**Short exercise 1**
From the entries, copy verbatim the lines from the line with "tab-profile-management[interactable]: Profile Management" up to and including the line with "tab-bar: Available Network".

**Excerpt to read**
/---

Following the American War of Independence in 1783, the UK government could no longer send convicts to America. It was now faced with the problem of finding another overseas destination for the ever-increasing numbers of prisoners in its overcrowded gaols and prison hulks. Two of the essential criteria were that it had to be far away (to make it difficult for ex-convicts to return to England) and it had to be as cheap as possible. The eventual choice owed much to the report of Captain James Cook about what he had observed in 1770 when sailing up the east coast of what was then called New Holland. He claimed the entire eastern coast of the continent for the British Crown, naming it New South Wales.

Claiming territory was one thing but until settlements were established it was theoretically possible for other nations to claim unoccupied territory. By establishing a penal colony in New South Wales the British would be able to consolidate their claim as well as getting rid a considerable number of the prison population. The rights of the natives were effectively ignored.

Captain Arthur Phillip sailed from Portsmouth in late 1787 with around 1,500 people aboard the eleven ships of the First Fleet. The bulk of the passengers were prisoners, along with a contingent of marines and officers (some with wives and children). Arriving on 18 January 1788 at Botany Bay, Phillip was not impressed with the location. After sailing around for just over a week he finally decided on Port Jackson as the best location for the convict settlement.

In late 1802 Nicholas Baudin, Commander of the French expedition, sailed into Port Jackson to resupply his two ships. He was on a voyage to observe and research the geography and natural history of the coasts of New Holland. Governor King was concerned that the French explorers, in addition to their scientific activities, may well have had a hidden territorial agenda: to claim Van Diemen’s Land as French territory. In early 1803 he despatched Lieutenant John Bowen, with a splendid new uniform and a proclamation to be read any to any Frenchman who might dare to set foot on the Island, that this was British territory and an extension to the penal settlement in New South Wales. But no French ships appeared in the Derwent River. When they left Port Jackson they took the first right turn into Bass Strait, continuing to carry out their scientific observations along the southern shores of the mainland.

\---

Dataset excerpt:
/---

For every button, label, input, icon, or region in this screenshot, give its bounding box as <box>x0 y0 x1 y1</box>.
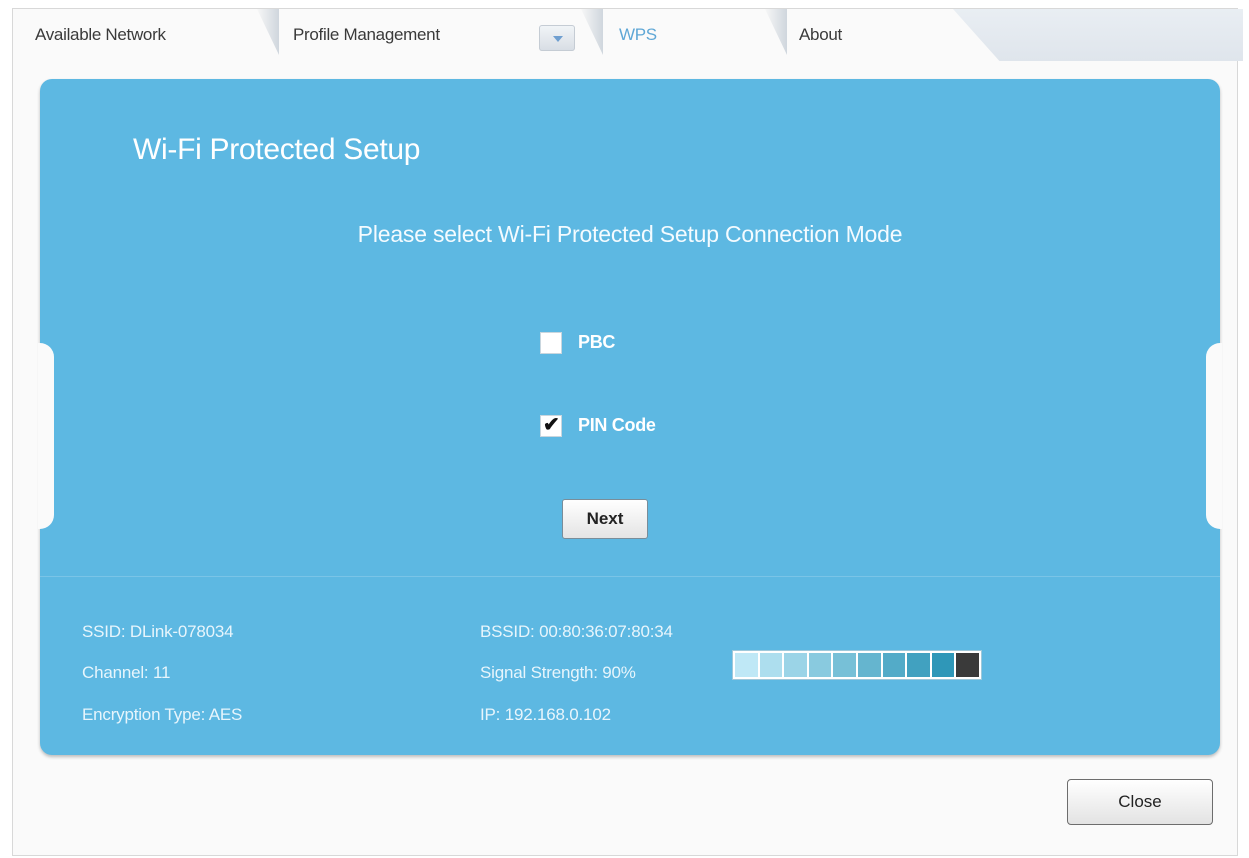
tab-profile-management[interactable]: Profile Management <box>293 9 440 61</box>
panel-subtitle: Please select Wi-Fi Protected Setup Conn… <box>357 221 903 247</box>
tab-bar: Available Network Profile Management WPS… <box>13 9 1243 69</box>
close-button[interactable]: Close <box>1067 779 1213 825</box>
chevron-down-icon <box>553 36 563 42</box>
pin-code-label: PIN Code <box>578 415 656 435</box>
checkmark-icon: ✔ <box>543 414 560 436</box>
signal-segment <box>759 653 783 677</box>
signal-segment <box>808 653 832 677</box>
signal-segment <box>735 653 758 677</box>
bssid-text: BSSID: 00:80:36:07:80:34 <box>480 622 673 641</box>
ip-text: IP: 192.168.0.102 <box>480 705 611 724</box>
tab-bar-filler <box>953 9 1243 61</box>
signal-segment <box>907 653 930 677</box>
tab-wps[interactable]: WPS <box>619 9 657 61</box>
signal-segment <box>857 653 881 677</box>
next-button[interactable]: Next <box>562 499 648 539</box>
pin-code-checkbox[interactable]: ✔ <box>540 414 562 437</box>
channel-text: Channel: 11 <box>82 663 171 682</box>
signal-segment <box>931 653 955 677</box>
app-window: Available Network Profile Management WPS… <box>12 8 1243 856</box>
panel-side-tab-left <box>38 343 54 529</box>
encryption-text: Encryption Type: AES <box>82 705 243 724</box>
signal-segment <box>956 653 979 677</box>
pbc-label: PBC <box>578 332 616 352</box>
pbc-checkbox[interactable] <box>540 332 562 354</box>
signal-strength-text: Signal Strength: 90% <box>480 663 636 682</box>
signal-strength-meter <box>732 650 982 680</box>
ssid-text: SSID: DLink-078034 <box>82 622 234 641</box>
tab-separator <box>257 9 279 55</box>
divider <box>40 576 1220 577</box>
panel-title: Wi-Fi Protected Setup <box>133 133 421 166</box>
panel-side-tab-right <box>1206 343 1222 529</box>
profile-dropdown-button[interactable] <box>539 25 575 51</box>
wps-panel: Wi-Fi Protected Setup Please select Wi-F… <box>40 79 1220 755</box>
signal-segment <box>882 653 906 677</box>
tab-separator <box>765 9 787 55</box>
signal-segment <box>784 653 807 677</box>
tab-about[interactable]: About <box>799 9 842 61</box>
tab-available-network[interactable]: Available Network <box>35 9 166 61</box>
tab-separator <box>581 9 603 55</box>
signal-segment <box>833 653 856 677</box>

\---

**Short exercise 2**
According to the passage on early British settlement, why did establishing a penal colony in New South Wales serve British interests?

**Task result 1**
tab-profile-management[interactable]: Profile Management <box>293 9 440 61</box>
panel-subtitle: Please select Wi-Fi Protected Setup Conn… <box>357 221 903 247</box>
tab-bar: Available Network Profile Management WPS… <box>13 9 1243 69</box>

**Task result 2**
Until settlements were established, other nations could in theory claim unoccupied territory, so a penal colony let the British consolidate their claim. It also let them get rid of a considerable number of the prison population.